### [PASSAGE PROVIDED]
((

Sunday, July 22, 2007

Be Gone Ye Dragon!

It’s like a jump off a diving board into a cold, murky pool — when you don’t know how to swim.
That’s what it feels like on the days I walk one mile to work. What am I afraid of? That’s what I asked myself this morning.
I thought about all the good reasons to drive instead of walk: I would get there sooner, my right knee was hurting, and I’d just eaten breakfast and hate to walk on a full stomach.
I thought about all the good reasons to walk instead of drive: I had made a commitment to my health and exercise would strengthen my heart and lower my blood glucose levels, I wouldn’t be using my car and it would help the environment, and I had lost another 2 pounds. Boy, these reasons outweighed the others. What was I waiting for? If I collapsed at the side of the road surely someone would stop and help me. The same thing could happen while I was sitting in the car or at my desk.
I stepped out the front door into a beautiful summer day and stopped. I should take the car, I thought. Why? I went over the same concerns as before. No; walk, I decided. Quickly I took off before my anxieties gave way to the good things walking had to offer.
You can learn a lot more about your neighborhood when you walk through than when you zip past sealed up in a car I decided. At the end of the block, it sounded as if there were a party going on. It was a group of guys laughing and joking over coffee in the back yard, letting off steam before leaving for a construction job.
About a block away from home, on the street that runs parallel to ours, I heard a rooster crow. Then I heard it again. Chickens in the city! It’s amazing how some neighbors get along so well with each other. Evidently none of them found roosters annoying. Or if they had, they decided to live and let live.
When you walk alone, you also have time to contemplate your life. Twice a week I have one-half hour to think about people I love and people I could live without, trips I’d like to take and, of course, where I’ve been in my life and where I’m going.

))

### [TASKS FOR THIS EXERCISE]
[1] Please rewrite the paragraph in the post about walking to work that begins "I thought about all the good reasons to walk instead of drive" as a short list, keeping its main facts.
[2] Continue the post about walking to work, picking up after its final sentence.

### [SUPPLIED MATERIAL]

((

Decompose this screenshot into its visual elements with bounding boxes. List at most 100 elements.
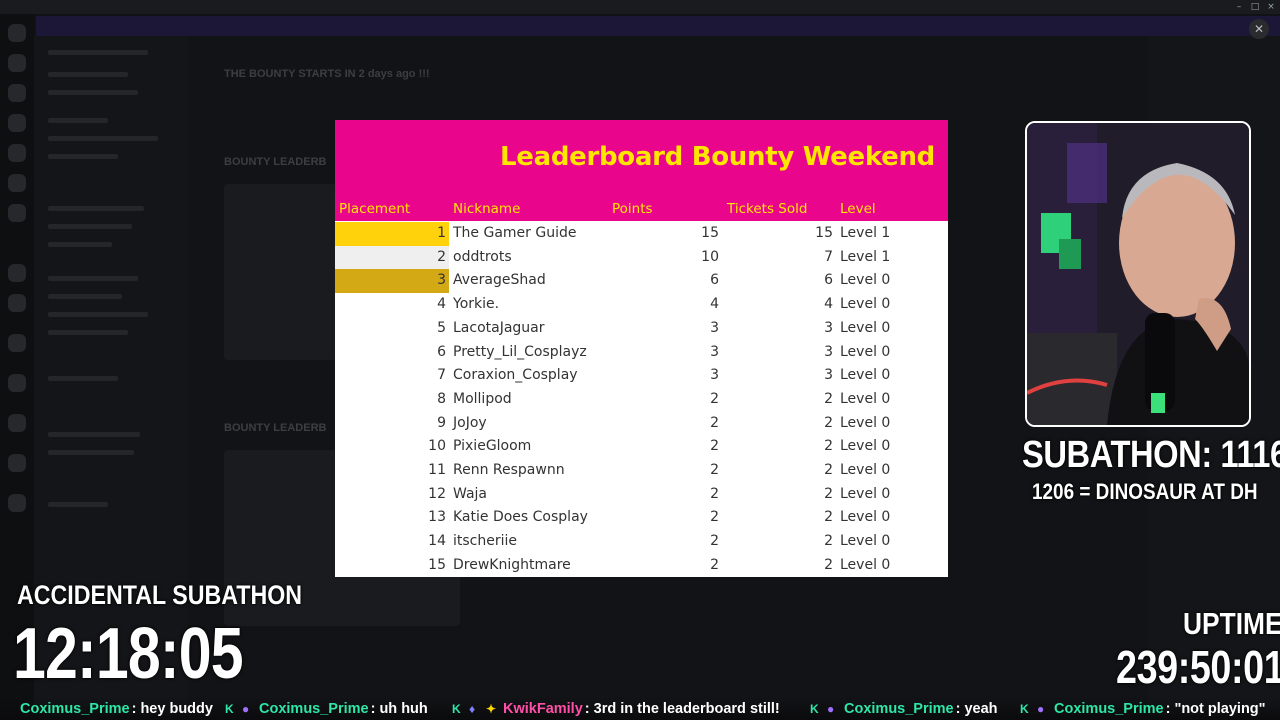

))

### [THE REPLIES]
[1]
- Walking keeps my commitment to my health.
- Exercise would strengthen my heart and lower my blood glucose levels.
- Leaving the car at home would help the environment.
- I had lost another 2 pounds.
- These reasons outweighed the ones for driving.
- If I collapsed by the road, someone would surely stop and help, and the same thing could happen in the car or at my desk.

[2]
The jump off the diving board, the jump out the front door – both are like the leap of faith that writing is: putting down your thoughts and hoping that you'll find it both a good exercise and rewarding. Of course it's the happiest thing when your writing gives someone else information they need or want.
In 2003 I went to Italy by myself – if you don't count the hundreds of other people in the airplane, all of them strangers – to meet a group of women in Umbria. I got there without dropping unconscious by the side of the road. During that trip I confessed to the group of women that I had anxiety attacks. One of them said, “Oh, doctors know how to deal with that now."
Is that right, I thought sarcastically to myself. I'd been having these attacks for about 40 years and no one had ever given me very much help.
She explained that breathing in through your nose to a count of four, holding your breath for a count of four and then exhaling through your mouth to a count of 10-12 would work for me. I should practice this breathing to be ready if an attack came. So, I did. There wasn't much to lose.
A couple of nights later I woke up around 2 a.m. and it started; that terrible anxiety.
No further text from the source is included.